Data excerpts
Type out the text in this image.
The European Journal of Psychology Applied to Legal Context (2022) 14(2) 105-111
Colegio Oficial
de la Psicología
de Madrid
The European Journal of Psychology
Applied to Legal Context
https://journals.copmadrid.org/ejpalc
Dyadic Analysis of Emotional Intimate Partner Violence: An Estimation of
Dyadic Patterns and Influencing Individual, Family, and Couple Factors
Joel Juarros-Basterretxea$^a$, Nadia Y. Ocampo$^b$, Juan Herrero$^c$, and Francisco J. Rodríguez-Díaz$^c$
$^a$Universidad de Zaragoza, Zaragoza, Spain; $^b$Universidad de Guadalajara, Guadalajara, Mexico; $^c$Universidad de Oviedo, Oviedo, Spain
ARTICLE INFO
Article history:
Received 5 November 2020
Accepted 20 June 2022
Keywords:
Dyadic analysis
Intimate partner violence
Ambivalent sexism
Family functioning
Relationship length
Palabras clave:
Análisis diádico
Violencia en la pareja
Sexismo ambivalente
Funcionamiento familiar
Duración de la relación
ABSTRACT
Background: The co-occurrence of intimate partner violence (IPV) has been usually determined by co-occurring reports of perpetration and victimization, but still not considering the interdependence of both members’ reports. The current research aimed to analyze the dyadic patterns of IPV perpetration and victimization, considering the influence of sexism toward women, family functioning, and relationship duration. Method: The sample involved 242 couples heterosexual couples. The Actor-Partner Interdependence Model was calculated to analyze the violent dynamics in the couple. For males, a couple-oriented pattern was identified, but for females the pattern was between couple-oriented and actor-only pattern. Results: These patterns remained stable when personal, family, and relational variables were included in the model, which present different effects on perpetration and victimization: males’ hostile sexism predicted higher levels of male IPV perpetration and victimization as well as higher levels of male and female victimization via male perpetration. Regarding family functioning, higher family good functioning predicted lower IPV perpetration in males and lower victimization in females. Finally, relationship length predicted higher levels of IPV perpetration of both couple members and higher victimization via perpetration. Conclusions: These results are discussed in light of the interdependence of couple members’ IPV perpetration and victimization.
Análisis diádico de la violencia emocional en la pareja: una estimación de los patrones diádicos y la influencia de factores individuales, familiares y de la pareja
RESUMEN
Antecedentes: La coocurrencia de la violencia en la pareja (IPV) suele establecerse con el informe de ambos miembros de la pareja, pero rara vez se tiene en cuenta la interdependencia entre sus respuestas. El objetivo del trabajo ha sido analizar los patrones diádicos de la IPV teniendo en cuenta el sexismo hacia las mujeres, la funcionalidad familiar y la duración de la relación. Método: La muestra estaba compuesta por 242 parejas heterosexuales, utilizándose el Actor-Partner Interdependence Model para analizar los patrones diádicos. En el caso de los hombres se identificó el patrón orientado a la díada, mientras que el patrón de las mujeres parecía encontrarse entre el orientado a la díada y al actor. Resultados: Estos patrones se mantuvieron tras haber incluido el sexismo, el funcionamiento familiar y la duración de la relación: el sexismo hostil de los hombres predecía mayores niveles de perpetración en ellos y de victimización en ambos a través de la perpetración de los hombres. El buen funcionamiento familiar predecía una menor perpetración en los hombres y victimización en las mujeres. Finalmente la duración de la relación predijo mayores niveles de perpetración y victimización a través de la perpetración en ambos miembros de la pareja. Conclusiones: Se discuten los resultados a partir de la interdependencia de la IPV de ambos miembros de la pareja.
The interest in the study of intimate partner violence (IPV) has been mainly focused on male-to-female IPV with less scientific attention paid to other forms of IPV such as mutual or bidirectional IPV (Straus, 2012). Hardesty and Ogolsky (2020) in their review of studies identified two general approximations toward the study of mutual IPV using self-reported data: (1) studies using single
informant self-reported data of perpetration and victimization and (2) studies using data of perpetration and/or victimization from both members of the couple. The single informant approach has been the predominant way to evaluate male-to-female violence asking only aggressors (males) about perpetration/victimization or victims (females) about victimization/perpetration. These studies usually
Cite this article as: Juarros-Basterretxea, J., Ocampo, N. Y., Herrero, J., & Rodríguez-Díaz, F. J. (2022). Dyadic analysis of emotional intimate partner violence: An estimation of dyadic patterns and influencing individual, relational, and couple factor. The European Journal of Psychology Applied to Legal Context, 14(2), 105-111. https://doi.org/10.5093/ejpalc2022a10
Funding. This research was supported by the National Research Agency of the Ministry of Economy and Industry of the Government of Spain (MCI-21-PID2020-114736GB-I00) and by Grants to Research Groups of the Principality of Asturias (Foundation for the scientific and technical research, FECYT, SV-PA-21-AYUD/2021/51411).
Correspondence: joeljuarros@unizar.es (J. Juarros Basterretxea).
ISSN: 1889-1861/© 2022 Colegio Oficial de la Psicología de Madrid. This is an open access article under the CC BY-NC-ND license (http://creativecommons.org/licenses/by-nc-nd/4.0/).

Job
The records above need to be transcribed in full. Keep every character unchanged.

Response to this task
Type out the text in this image.
The European Journal of Psychology Applied to Legal Context (2022) 14(2) 105-111
Colegio Oficial
de la Psicología
de Madrid
The European Journal of Psychology
Applied to Legal Context
https://journals.copmadrid.org/ejpalc
Dyadic Analysis of Emotional Intimate Partner Violence: An Estimation of
Dyadic Patterns and Influencing Individual, Family, and Couple Factors
Joel Juarros-Basterretxea$^a$, Nadia Y. Ocampo$^b$, Juan Herrero$^c$, and Francisco J. Rodríguez-Díaz$^c$
$^a$Universidad de Zaragoza, Zaragoza, Spain; $^b$Universidad de Guadalajara, Guadalajara, Mexico; $^c$Universidad de Oviedo, Oviedo, Spain
ARTICLE INFO
Article history:
Received 5 November 2020
Accepted 20 June 2022
Keywords:
Dyadic analysis
Intimate partner violence
Ambivalent sexism
Family functioning
Relationship length
Palabras clave:
Análisis diádico
Violencia en la pareja
Sexismo ambivalente
Funcionamiento familiar
Duración de la relación
ABSTRACT
Background: The co-occurrence of intimate partner violence (IPV) has been usually determined by co-occurring reports of perpetration and victimization, but still not considering the interdependence of both members’ reports. The current research aimed to analyze the dyadic patterns of IPV perpetration and victimization, considering the influence of sexism toward women, family functioning, and relationship duration. Method: The sample involved 242 couples heterosexual couples. The Actor-Partner Interdependence Model was calculated to analyze the violent dynamics in the couple. For males, a couple-oriented pattern was identified, but for females the pattern was between couple-oriented and actor-only pattern. Results: These patterns remained stable when personal, family, and relational variables were included in the model, which present different effects on perpetration and victimization: males’ hostile sexism predicted higher levels of male IPV perpetration and victimization as well as higher levels of male and female victimization via male perpetration. Regarding family functioning, higher family good functioning predicted lower IPV perpetration in males and lower victimization in females. Finally, relationship length predicted higher levels of IPV perpetration of both couple members and higher victimization via perpetration. Conclusions: These results are discussed in light of the interdependence of couple members’ IPV perpetration and victimization.
Análisis diádico de la violencia emocional en la pareja: una estimación de los patrones diádicos y la influencia de factores individuales, familiares y de la pareja
RESUMEN
Antecedentes: La coocurrencia de la violencia en la pareja (IPV) suele establecerse con el informe de ambos miembros de la pareja, pero rara vez se tiene en cuenta la interdependencia entre sus respuestas. El objetivo del trabajo ha sido analizar los patrones diádicos de la IPV teniendo en cuenta el sexismo hacia las mujeres, la funcionalidad familiar y la duración de la relación. Método: La muestra estaba compuesta por 242 parejas heterosexuales, utilizándose el Actor-Partner Interdependence Model para analizar los patrones diádicos. En el caso de los hombres se identificó el patrón orientado a la díada, mientras que el patrón de las mujeres parecía encontrarse entre el orientado a la díada y al actor. Resultados: Estos patrones se mantuvieron tras haber incluido el sexismo, el funcionamiento familiar y la duración de la relación: el sexismo hostil de los hombres predecía mayores niveles de perpetración en ellos y de victimización en ambos a través de la perpetración de los hombres. El buen funcionamiento familiar predecía una menor perpetración en los hombres y victimización en las mujeres. Finalmente la duración de la relación predijo mayores niveles de perpetración y victimización a través de la perpetración en ambos miembros de la pareja. Conclusiones: Se discuten los resultados a partir de la interdependencia de la IPV de ambos miembros de la pareja.
The interest in the study of intimate partner violence (IPV) has been mainly focused on male-to-female IPV with less scientific attention paid to other forms of IPV such as mutual or bidirectional IPV (Straus, 2012). Hardesty and Ogolsky (2020) in their review of studies identified two general approximations toward the study of mutual IPV using self-reported data: (1) studies using single
informant self-reported data of perpetration and victimization and (2) studies using data of perpetration and/or victimization from both members of the couple. The single informant approach has been the predominant way to evaluate male-to-female violence asking only aggressors (males) about perpetration/victimization or victims (females) about victimization/perpetration. These studies usually
Cite this article as: Juarros-Basterretxea, J., Ocampo, N. Y., Herrero, J., & Rodríguez-Díaz, F. J. (2022). Dyadic analysis of emotional intimate partner violence: An estimation of dyadic patterns and influencing individual, relational, and couple factor. The European Journal of Psychology Applied to Legal Context, 14(2), 105-111. https://doi.org/10.5093/ejpalc2022a10
Funding. This research was supported by the National Research Agency of the Ministry of Economy and Industry of the Government of Spain (MCI-21-PID2020-114736GB-I00) and by Grants to Research Groups of the Principality of Asturias (Foundation for the scientific and technical research, FECYT, SV-PA-21-AYUD/2021/51411).
Correspondence: joeljuarros@unizar.es (J. Juarros Basterretxea).
ISSN: 1889-1861/© 2022 Colegio Oficial de la Psicología de Madrid. This is an open access article under the CC BY-NC-ND license (http://creativecommons.org/licenses/by-nc-nd/4.0/).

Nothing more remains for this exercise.